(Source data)
******
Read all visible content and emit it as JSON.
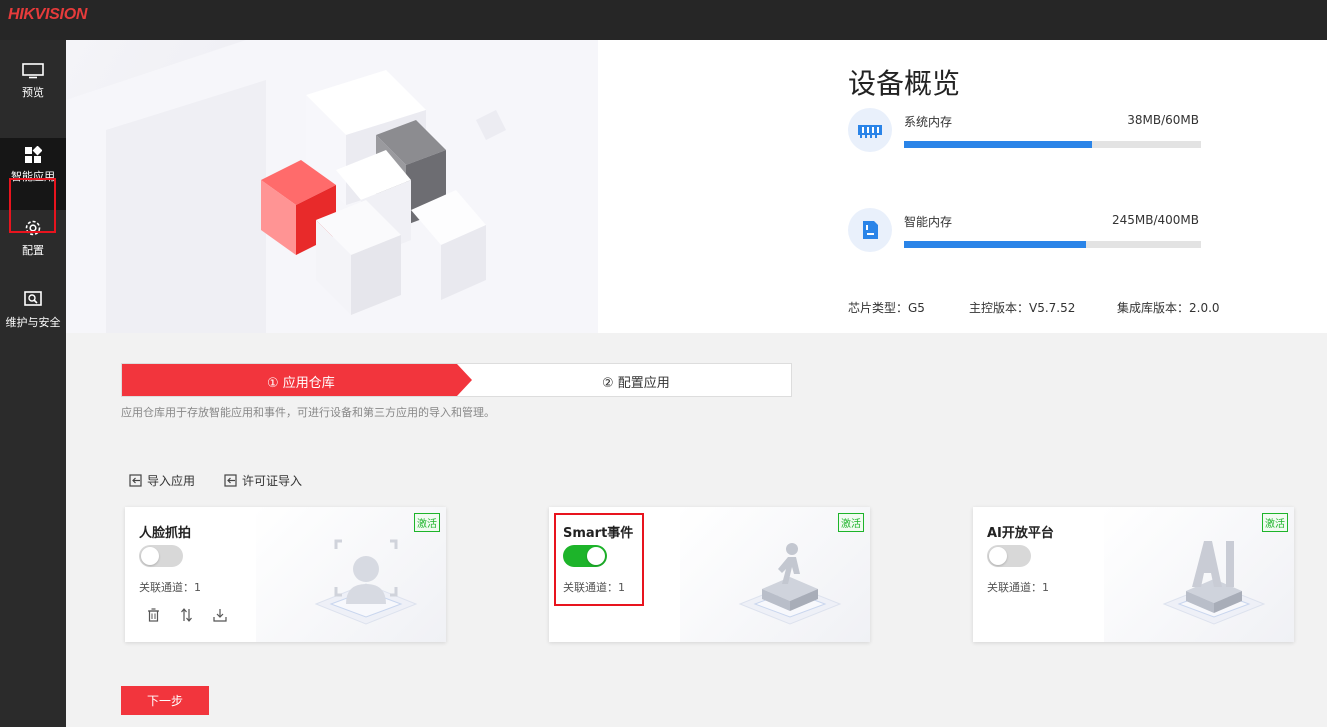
{
  "brand": {
    "logo": "HIKVISION"
  },
  "sidebar": {
    "items": [
      {
        "label": "预览",
        "icon": "monitor-icon"
      },
      {
        "label": "智能应用",
        "icon": "apps-grid-icon",
        "active": true
      },
      {
        "label": "配置",
        "icon": "gear-icon"
      },
      {
        "label": "维护与安全",
        "icon": "maintenance-icon"
      }
    ]
  },
  "overview": {
    "title": "设备概览",
    "system_memory": {
      "label": "系统内存",
      "value": "38MB/60MB",
      "used_fraction": 0.633
    },
    "smart_memory": {
      "label": "智能内存",
      "value": "245MB/400MB",
      "used_fraction": 0.6125
    },
    "chip_type": "芯片类型：G5",
    "main_version": "主控版本：V5.7.52",
    "lib_version": "集成库版本：2.0.0"
  },
  "steps": {
    "step1": "① 应用仓库",
    "step2": "② 配置应用",
    "description": "应用仓库用于存放智能应用和事件，可进行设备和第三方应用的导入和管理。"
  },
  "toolbar": {
    "import_app": "导入应用",
    "license_import": "许可证导入"
  },
  "cards": [
    {
      "title": "人脸抓拍",
      "enabled": false,
      "channel": "关联通道：1",
      "badge": "激活"
    },
    {
      "title": "Smart事件",
      "enabled": true,
      "channel": "关联通道：1",
      "badge": "激活"
    },
    {
      "title": "AI开放平台",
      "enabled": false,
      "channel": "关联通道：1",
      "badge": "激活"
    }
  ],
  "next_button": "下一步",
  "colors": {
    "accent": "#f2353d",
    "progress": "#2a84e8",
    "toggle_on": "#1db42a"
  }
}
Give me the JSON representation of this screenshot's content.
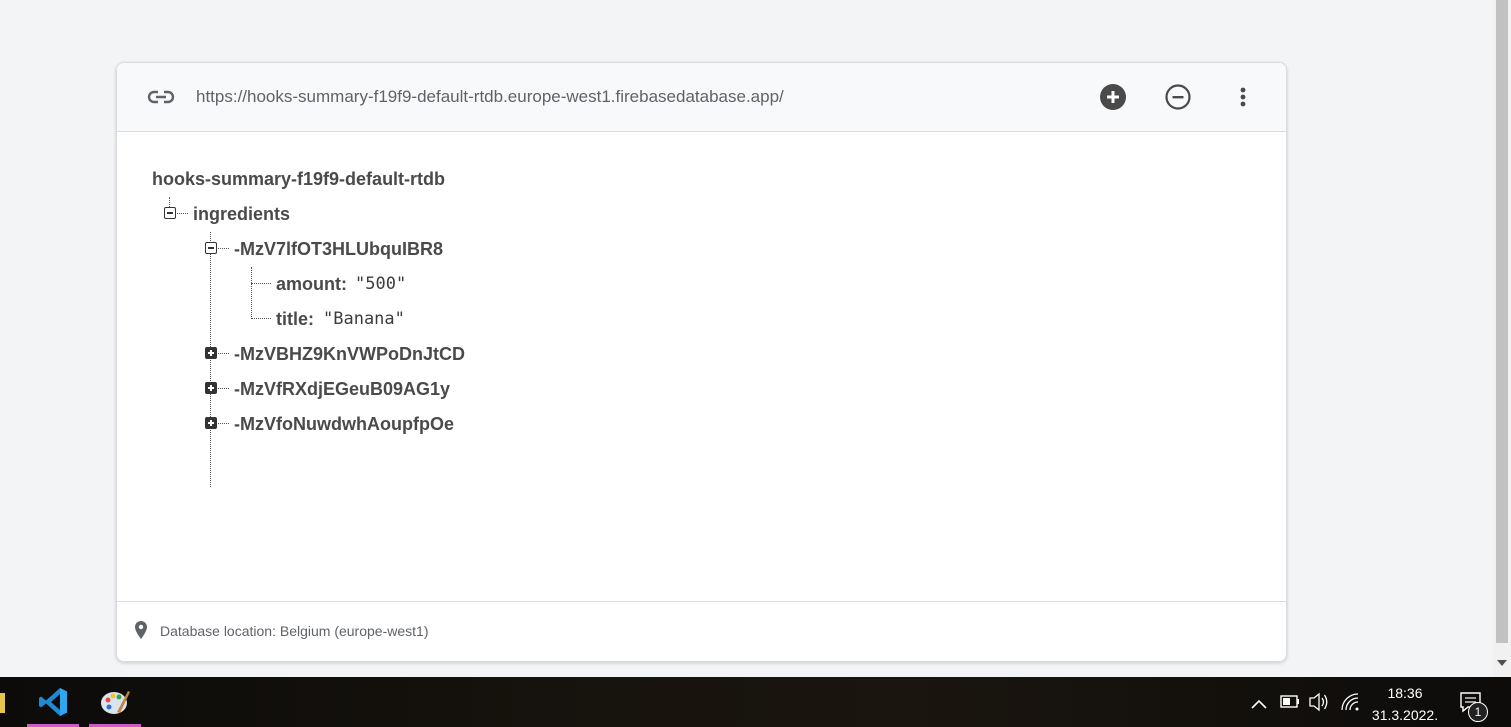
{
  "header": {
    "url": "https://hooks-summary-f19f9-default-rtdb.europe-west1.firebasedatabase.app/",
    "icons": [
      "link-icon",
      "add-circle-icon",
      "remove-circle-icon",
      "more-vert-icon"
    ]
  },
  "tree": {
    "root": "hooks-summary-f19f9-default-rtdb",
    "ingredients_key": "ingredients",
    "expanded_item": {
      "key": "-MzV7lfOT3HLUbquIBR8",
      "fields": [
        {
          "key": "amount:",
          "value": "\"500\""
        },
        {
          "key": "title:",
          "value": "\"Banana\""
        }
      ]
    },
    "collapsed_items": [
      "-MzVBHZ9KnVWPoDnJtCD",
      "-MzVfRXdjEGeuB09AG1y",
      "-MzVfoNuwdwhAoupfpOe"
    ]
  },
  "footer": {
    "location_text": "Database location: Belgium (europe-west1)"
  },
  "taskbar": {
    "time": "18:36",
    "date": "31.3.2022.",
    "notification_count": "1",
    "accent_color": "#c95cc5"
  }
}
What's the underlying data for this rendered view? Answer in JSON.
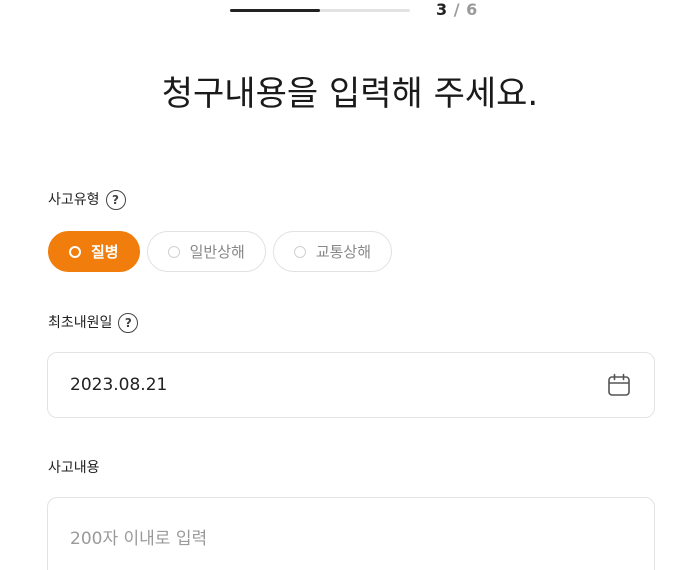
{
  "progress": {
    "current": "3",
    "separator": "/",
    "total": "6",
    "fraction": 0.5
  },
  "title": "청구내용을 입력해 주세요.",
  "accident_type": {
    "label": "사고유형",
    "help": "?",
    "options": [
      {
        "label": "질병",
        "selected": true
      },
      {
        "label": "일반상해",
        "selected": false
      },
      {
        "label": "교통상해",
        "selected": false
      }
    ]
  },
  "first_visit": {
    "label": "최초내원일",
    "help": "?",
    "value": "2023.08.21",
    "icon": "calendar-icon"
  },
  "accident_content": {
    "label": "사고내용",
    "placeholder": "200자 이내로 입력"
  },
  "colors": {
    "accent": "#f07d0c",
    "progress_fill": "#222222",
    "progress_track": "#e3e3e3"
  }
}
******
● **Aim**
From the records above, report the count of lines containing "this" and nothing more.

● **Full solution**
2